*To do:* Read the data and repeat all of it exactly.

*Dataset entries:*
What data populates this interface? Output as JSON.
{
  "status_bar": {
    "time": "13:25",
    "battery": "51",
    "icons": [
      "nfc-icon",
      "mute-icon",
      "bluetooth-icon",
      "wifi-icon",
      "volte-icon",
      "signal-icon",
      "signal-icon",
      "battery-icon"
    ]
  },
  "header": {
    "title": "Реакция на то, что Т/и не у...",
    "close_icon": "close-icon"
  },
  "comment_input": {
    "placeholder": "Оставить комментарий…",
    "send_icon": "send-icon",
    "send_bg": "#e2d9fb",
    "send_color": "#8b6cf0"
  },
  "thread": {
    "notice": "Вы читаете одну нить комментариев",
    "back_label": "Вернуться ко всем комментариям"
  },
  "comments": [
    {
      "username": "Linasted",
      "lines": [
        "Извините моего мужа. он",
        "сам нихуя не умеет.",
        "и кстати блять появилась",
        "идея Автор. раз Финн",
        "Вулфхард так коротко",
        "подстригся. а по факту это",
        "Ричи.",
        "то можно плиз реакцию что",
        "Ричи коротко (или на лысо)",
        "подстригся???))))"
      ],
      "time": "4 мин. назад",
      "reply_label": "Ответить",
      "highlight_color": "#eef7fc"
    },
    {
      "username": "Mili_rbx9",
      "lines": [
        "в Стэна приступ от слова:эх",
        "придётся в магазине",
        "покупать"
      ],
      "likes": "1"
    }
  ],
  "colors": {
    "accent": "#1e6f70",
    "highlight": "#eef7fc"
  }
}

*Correct output:*
What data populates this interface? Output as JSON.
{
  "status_bar": {
    "time": "13:25",
    "battery": "51",
    "icons": [
      "nfc-icon",
      "mute-icon",
      "bluetooth-icon",
      "wifi-icon",
      "volte-icon",
      "signal-icon",
      "signal-icon",
      "battery-icon"
    ]
  },
  "header": {
    "title": "Реакция на то, что Т/и не у...",
    "close_icon": "close-icon"
  },
  "comment_input": {
    "placeholder": "Оставить комментарий…",
    "send_icon": "send-icon",
    "send_bg": "#e2d9fb",
    "send_color": "#8b6cf0"
  },
  "thread": {
    "notice": "Вы читаете одну нить комментариев",
    "back_label": "Вернуться ко всем комментариям"
  },
  "comments": [
    {
      "username": "Linasted",
      "lines": [
        "Извините моего мужа. он",
        "сам нихуя не умеет.",
        "и кстати блять появилась",
        "идея Автор. раз Финн",
        "Вулфхард так коротко",
        "подстригся. а по факту это",
        "Ричи.",
        "то можно плиз реакцию что",
        "Ричи коротко (или на лысо)",
        "подстригся???))))"
      ],
      "time": "4 мин. назад",
      "reply_label": "Ответить",
      "highlight_color": "#eef7fc"
    },
    {
      "username": "Mili_rbx9",
      "lines": [
        "в Стэна приступ от слова:эх",
        "придётся в магазине",
        "покупать"
      ],
      "likes": "1"
    }
  ],
  "colors": {
    "accent": "#1e6f70",
    "highlight": "#eef7fc"
  }
}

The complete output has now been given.